Rewrite everything in the listing from the line containing "op-amp U1 regulator" down to the line containing "wire left branch upper — [127, 19, 130, 106]", with "junction" changed to "joint" and nothing else altered. Return only those lines.

● **DATASET RECORDS**
-------

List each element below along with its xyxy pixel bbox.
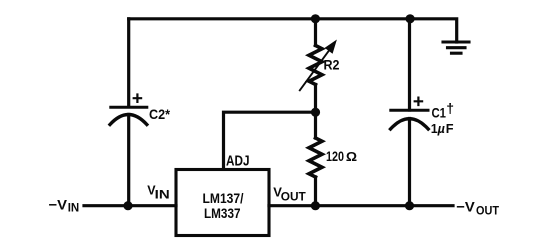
op-amp U1 regulator box LM137/LM337 — [176, 170, 269, 236]
svg-text:†: † — [446, 100, 454, 116]
node junction top C1 — [406, 14, 415, 23]
wire left branch lower — [127, 115, 130, 206]
svg-text:IN: IN — [68, 203, 80, 215]
node junction ADJ — [311, 108, 320, 117]
svg-text:Ω: Ω — [346, 150, 357, 164]
svg-text:ADJ: ADJ — [226, 153, 250, 169]
wire left branch upper — [127, 19, 130, 106]
resistor 120 ohm — [309, 112, 322, 206]
svg-text:µ: µ — [437, 122, 445, 136]
svg-text:F: F — [446, 121, 454, 136]
svg-text:−V: −V — [49, 196, 68, 212]
svg-text:LM137/: LM137/ — [203, 190, 244, 206]
node junction bottom C1 — [405, 201, 414, 210]
label C1 dagger — [432, 100, 455, 121]
pin label VIN — [147, 184, 170, 202]
wire top rail — [129, 19, 457, 42]
node junction bottom C2 — [123, 201, 132, 210]
label -VIN — [49, 196, 80, 214]
value label 120 ohm — [326, 149, 357, 164]
wire bottom rail left — [84, 204, 176, 207]
label -VOUT — [456, 198, 499, 217]
svg-text:OUT: OUT — [476, 206, 499, 218]
capacitor C1 — [391, 19, 429, 206]
arrowhead of R2 — [326, 41, 337, 53]
capacitor C2 — [110, 95, 147, 125]
svg-text:120: 120 — [326, 149, 344, 164]
wire bottom rail right — [269, 204, 453, 207]
ground — [443, 42, 469, 53]
resistor R2 — [300, 19, 330, 112]
svg-text:−V: −V — [456, 198, 475, 214]
svg-text:C1: C1 — [432, 105, 447, 121]
svg-text:C2*: C2* — [149, 106, 170, 122]
svg-text:IN: IN — [155, 190, 170, 202]
svg-text:OUT: OUT — [281, 191, 306, 203]
pin label VOUT — [273, 185, 306, 204]
node junction bottom 120 ohm — [311, 201, 320, 210]
node junction top R2 — [311, 14, 320, 23]
value label 1 uF — [431, 121, 454, 136]
svg-text:R2: R2 — [324, 57, 340, 73]
wire ADJ — [224, 112, 316, 169]
svg-text:LM337: LM337 — [204, 205, 241, 221]
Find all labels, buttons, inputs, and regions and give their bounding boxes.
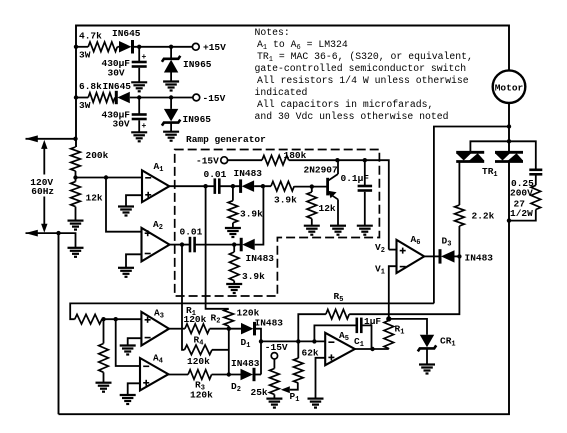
wire Q1 collector up <box>337 160 339 174</box>
ground A5 plus <box>308 398 324 400</box>
wire 3.9k-a to ground <box>232 223 234 228</box>
wire A2 minus to ground <box>126 254 142 267</box>
node 62k R5 branch <box>296 339 300 343</box>
arrow source up <box>41 140 47 149</box>
wire TR1 right bottom border <box>59 163 510 415</box>
svg-text:25k: 25k <box>251 387 268 398</box>
wire A3 output <box>169 328 185 330</box>
svg-text:0.01: 0.01 <box>180 227 203 238</box>
ground rail2 <box>68 247 84 249</box>
capacitor 0.1uF <box>358 185 373 188</box>
node divider <box>73 175 77 179</box>
svg-text:Ramp generator: Ramp generator <box>186 134 266 145</box>
wire C1 up <box>314 325 356 341</box>
wire R1 top to CR1 <box>389 319 427 335</box>
ground zener2 <box>163 131 179 133</box>
resistor R3 120k <box>188 370 212 380</box>
wire A5 minus row <box>261 340 325 342</box>
wire diode to +15V terminal <box>134 46 193 48</box>
zener diode CR1 <box>420 335 434 348</box>
op-amp A2 <box>142 228 170 262</box>
node zener1 branch <box>169 45 173 49</box>
resistor R5 <box>326 309 349 319</box>
ground 3.9k no1 <box>225 227 241 229</box>
arrow P1 wiper <box>281 386 290 393</box>
svg-text:12k: 12k <box>319 203 336 214</box>
wire 180k to V2 corner <box>289 160 389 249</box>
svg-text:-15V: -15V <box>203 93 226 104</box>
diode D2 IN483 <box>241 369 254 380</box>
terminal +15V <box>192 43 199 50</box>
wire P1 wiper <box>290 383 298 390</box>
wire 0.1uF to ground <box>364 192 366 226</box>
ground A2 minus <box>118 267 134 269</box>
wire 3.9k-c stub <box>233 245 235 252</box>
node cap1 branch <box>137 45 141 49</box>
svg-text:gate-controlled semiconductor: gate-controlled semiconductor switch <box>255 63 467 74</box>
resistor input unlabeled <box>75 314 102 324</box>
svg-text:60Hz: 60Hz <box>31 186 54 197</box>
ground 12k ramp <box>304 225 320 227</box>
node cap2 branch <box>137 95 141 99</box>
terminal -15V supply <box>193 94 200 101</box>
resistor 6.8k 3W <box>88 93 115 103</box>
wire A4 output <box>168 374 188 376</box>
capacitor 430uF 30V no1 <box>132 61 147 64</box>
wire cap2 to diode2 <box>195 244 243 246</box>
ground A4 plus <box>120 394 136 396</box>
wire rail2 <box>26 233 76 248</box>
wire motor low to feedback line <box>434 127 509 304</box>
wire snubber cap to res <box>535 176 537 186</box>
node 6.8k row <box>74 95 78 99</box>
svg-text:3W: 3W <box>79 50 91 61</box>
wire 4.7k row <box>76 46 88 48</box>
wire 62k stub <box>297 341 299 358</box>
svg-text:2.2k: 2.2k <box>472 211 495 222</box>
wire cap to diode node <box>219 185 240 187</box>
svg-text:-15V: -15V <box>196 156 219 167</box>
wire R4 to summing <box>212 349 229 351</box>
wire 6.8k row <box>76 97 88 99</box>
svg-text:Motor: Motor <box>495 82 524 93</box>
node zener2 branch <box>169 95 173 99</box>
wire 120V source upper <box>43 149 45 175</box>
wire divider res to ground <box>103 372 105 382</box>
node rail2 <box>56 231 60 235</box>
wire motor to node <box>508 103 510 127</box>
svg-text:3W: 3W <box>79 100 91 111</box>
wire R4 from A2 line <box>182 245 185 350</box>
node A1 input branch <box>104 175 108 179</box>
wire cap2 top <box>138 98 140 114</box>
wire A1 line down to R2 <box>206 186 229 309</box>
svg-text:IN645: IN645 <box>103 81 132 92</box>
diode D1 IN483 <box>241 323 254 335</box>
wire A1 plus to ground <box>126 195 142 206</box>
svg-text:-15V: -15V <box>265 342 288 353</box>
ground cap1 <box>131 81 147 83</box>
zener diode IN965 no1 <box>162 56 180 62</box>
svg-text:and 30 Vdc unless otherwise no: and 30 Vdc unless otherwise noted <box>255 111 449 122</box>
wire R5 to D3 node <box>349 256 459 314</box>
wire D3 to node <box>455 255 460 257</box>
wire 200k to node <box>75 171 77 182</box>
wire -15V to 25k <box>273 359 275 369</box>
svg-text:IN483: IN483 <box>246 253 275 264</box>
svg-text:1µF: 1µF <box>364 316 381 327</box>
wire diode1 to 3.9k <box>254 185 271 187</box>
ground A3 minus <box>120 344 136 346</box>
node A1 output <box>203 184 207 188</box>
wire A2 out to cap2 <box>182 244 190 246</box>
capacitor 0.01 no1 <box>214 178 217 194</box>
wire rail1 <box>26 138 76 140</box>
wire TR1 left bottom to 2.2k <box>458 163 460 206</box>
node C1 output <box>370 347 374 351</box>
ramp generator dashed box <box>175 150 380 297</box>
wire feedback to input resistor <box>70 303 434 319</box>
wire R2 bottom <box>228 326 230 329</box>
thyristor pair TR1 left unit <box>456 151 484 154</box>
zener diode IN965 no2 <box>164 109 178 122</box>
svg-text:200V: 200V <box>510 188 533 199</box>
wire Q1 emitter down <box>337 199 339 225</box>
node snubber return <box>507 218 511 222</box>
wire A5 output row <box>355 348 389 350</box>
wire 2.2k to D3 node <box>458 226 460 256</box>
wire zener2 top <box>170 98 172 109</box>
ground input divider <box>96 382 112 384</box>
node 4.7k row <box>74 45 78 49</box>
wire diode2 to -15V terminal <box>130 97 193 99</box>
wire A4 minus input <box>116 319 140 366</box>
wire 0.1uF top <box>364 160 366 185</box>
resistor 180k <box>262 155 289 165</box>
arrow rail2 left <box>25 230 38 237</box>
ground Q1 emitter <box>330 225 346 227</box>
svg-text:IN483: IN483 <box>231 358 260 369</box>
resistor R2 120k <box>224 309 234 326</box>
resistor 27 ohm <box>531 185 541 209</box>
wire snubber return <box>509 210 536 221</box>
svg-text:12k: 12k <box>86 193 103 204</box>
node R1 top <box>386 316 391 321</box>
wire R1 to D1 node <box>210 328 241 330</box>
capacitor 430uF 30V no2 <box>132 113 147 116</box>
wire input res to A3 plus <box>102 318 141 320</box>
svg-text:3.9k: 3.9k <box>274 195 297 206</box>
ground 25k <box>266 398 282 400</box>
node Q1 collector <box>335 158 339 162</box>
resistor R1 120k <box>185 324 210 334</box>
wire 3.9k to base <box>294 186 312 188</box>
svg-text:30V: 30V <box>108 68 125 79</box>
wire diode2 up to row1 <box>255 186 264 244</box>
wire zener1 to ground <box>170 73 172 82</box>
wire cap2 to ground <box>138 120 140 132</box>
svg-text:200k: 200k <box>86 150 109 161</box>
wire cap 430uF no1 top <box>138 47 140 61</box>
wire A1 output <box>169 185 205 187</box>
wire 3.9k-c to ground <box>233 281 235 284</box>
svg-text:0.01: 0.01 <box>204 169 227 180</box>
arrow source down <box>41 224 47 233</box>
wire R3 to D2 <box>212 374 241 376</box>
op-amp A4 <box>140 358 168 390</box>
wire 3.9k-a stub <box>232 186 234 201</box>
svg-text:indicated: indicated <box>255 87 308 98</box>
svg-text:+15V: +15V <box>203 42 226 53</box>
wire -15V to 180k <box>228 159 262 161</box>
resistor 12k ramp <box>307 192 317 219</box>
svg-text:IN483: IN483 <box>255 318 284 329</box>
terminal -15V ramp <box>221 157 228 164</box>
ground A1 plus <box>118 205 134 207</box>
arrow rail1 left <box>25 135 38 142</box>
wire snubber branch <box>509 141 536 169</box>
svg-text:0.1µF: 0.1µF <box>341 173 370 184</box>
wire A3 minus to ground <box>128 338 142 345</box>
node summing top <box>227 327 231 331</box>
svg-text:IN645: IN645 <box>112 28 141 39</box>
resistor 200k <box>71 147 81 171</box>
wire 12k ramp stub <box>311 187 313 192</box>
wire R1 bottom stub <box>388 348 390 351</box>
wire V1 input <box>389 266 397 319</box>
svg-text:IN483: IN483 <box>465 253 494 264</box>
node A5 input row left <box>259 339 263 343</box>
svg-text:3.9k: 3.9k <box>242 271 265 282</box>
svg-text:120k: 120k <box>184 314 207 325</box>
wire 25k to ground <box>273 394 275 398</box>
wire divider to A1 minus <box>76 177 143 179</box>
diode IN483 no1 <box>239 179 242 193</box>
capacitor 0.01 no2 <box>189 237 192 253</box>
op-amp A6 <box>397 240 425 273</box>
ground 0.1uF <box>357 225 373 227</box>
node diode2 cathode <box>232 242 236 246</box>
node motor low <box>507 124 511 128</box>
terminal -15V P1 <box>271 353 277 359</box>
svg-text:3.9k: 3.9k <box>240 209 263 220</box>
svg-text:Notes:: Notes: <box>255 27 290 38</box>
wire TR1 left branch <box>470 141 509 151</box>
resistor 4.7k 3W <box>88 42 117 52</box>
wire D2 to vertical <box>256 374 262 376</box>
resistor 2.2k <box>455 205 465 226</box>
diode D3 IN483 <box>439 249 442 263</box>
transistor Q1 2N2907 <box>326 178 329 196</box>
wire A6 output <box>424 255 440 257</box>
wire divider res stub <box>103 319 105 343</box>
wire V2 stub <box>389 249 397 251</box>
resistor 3.9k vertical no2 <box>229 252 239 281</box>
node input divider <box>101 317 105 321</box>
node cap 0.1uF <box>363 158 367 162</box>
wire A2 plus input <box>106 178 142 232</box>
ground 12k <box>68 220 84 222</box>
diode IN483 no2 <box>240 238 243 252</box>
ground 3.9k no2 <box>226 283 242 285</box>
wire motor stem to TR1 <box>508 127 510 152</box>
resistor 3.9k vertical no1 <box>228 201 238 223</box>
wire 4.7k to diode <box>117 46 119 48</box>
svg-text:4.7k: 4.7k <box>79 31 102 42</box>
wire cap1 to ground <box>138 68 140 83</box>
svg-text:30V: 30V <box>113 119 130 130</box>
svg-text:IN483: IN483 <box>234 168 263 179</box>
node D3 anode <box>457 254 461 258</box>
potentiometer 25k P1 body <box>270 369 280 395</box>
op-amp A3 <box>141 312 169 346</box>
node diode1 cathode <box>231 184 235 188</box>
wire top border and left border <box>76 26 509 148</box>
svg-text:IN965: IN965 <box>183 59 212 70</box>
resistor R4 120k <box>185 345 213 355</box>
resistor 62k <box>294 358 304 383</box>
thyristor pair TR1 right unit <box>495 151 523 154</box>
svg-text:+: + <box>142 53 147 62</box>
ground cap2 <box>131 131 147 133</box>
op-amp A1 <box>142 170 169 202</box>
diode IN645 positive rail <box>119 41 132 53</box>
svg-text:All capacitors in microfarads,: All capacitors in microfarads, <box>257 99 433 110</box>
ground zener1 <box>163 80 179 82</box>
svg-text:120k: 120k <box>187 356 210 367</box>
svg-text:2N2907: 2N2907 <box>304 165 339 176</box>
diode IN645 negative rail <box>115 91 118 104</box>
svg-text:62k: 62k <box>302 348 319 359</box>
wire A1 out to cap 0.01 no1 <box>206 185 214 187</box>
node diode1 anode <box>261 184 265 188</box>
svg-text:120k: 120k <box>190 390 213 401</box>
ground CR1 <box>419 363 435 365</box>
wire A4 plus to ground <box>128 383 140 395</box>
resistor R1 feedback <box>384 321 394 349</box>
resistor 3.9k horizontal <box>271 181 294 191</box>
node A2 output <box>180 242 184 246</box>
wire left border lower <box>58 233 60 414</box>
wire A5 plus to ground <box>316 358 326 399</box>
resistor input divider <box>99 344 109 373</box>
svg-text:All resistors 1/4 W unless oth: All resistors 1/4 W unless otherwise <box>257 75 469 86</box>
wire R5 up and over <box>298 314 326 341</box>
svg-text:+: + <box>142 122 147 131</box>
wire A2 output <box>170 244 183 246</box>
wire 12k ramp to ground <box>311 219 313 226</box>
wire summing vertical <box>228 329 230 375</box>
wire zener1 top <box>170 47 172 59</box>
node summing bottom <box>227 372 231 376</box>
svg-text:6.8k: 6.8k <box>79 81 102 92</box>
wire C1 right <box>362 325 372 349</box>
wire 120V source lower <box>43 197 45 225</box>
node TR1 top <box>507 139 511 143</box>
capacitor C1 1uF <box>355 318 358 334</box>
resistor 12k <box>71 182 81 207</box>
wire 12k to ground <box>75 207 77 221</box>
svg-text:1/2W: 1/2W <box>510 208 533 219</box>
wire zener2 to ground <box>170 123 172 131</box>
op-amp A5 <box>325 333 355 365</box>
wire CR1 to ground <box>426 350 428 365</box>
svg-text:IN965: IN965 <box>183 114 212 125</box>
node Q1 base <box>310 184 314 188</box>
node C1 branch <box>312 339 316 343</box>
node A4 branch <box>114 317 118 321</box>
node rail1 <box>73 137 77 141</box>
wire D1 to vertical <box>256 329 261 375</box>
capacitor 0.25 200V <box>529 169 542 172</box>
motor M1 <box>493 70 526 103</box>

-------

● **EXERCISE SOLUTION**
op-amp U1 regulator box LM137/LM337 — [176, 170, 269, 236]
svg-text:†: † — [446, 100, 454, 116]
node joint top C1 — [406, 14, 415, 23]
wire left branch lower — [127, 115, 130, 206]
svg-text:IN: IN — [68, 203, 80, 215]
node joint ADJ — [311, 108, 320, 117]
svg-text:Ω: Ω — [346, 150, 357, 164]
svg-text:ADJ: ADJ — [226, 153, 250, 169]
wire left branch upper — [127, 19, 130, 106]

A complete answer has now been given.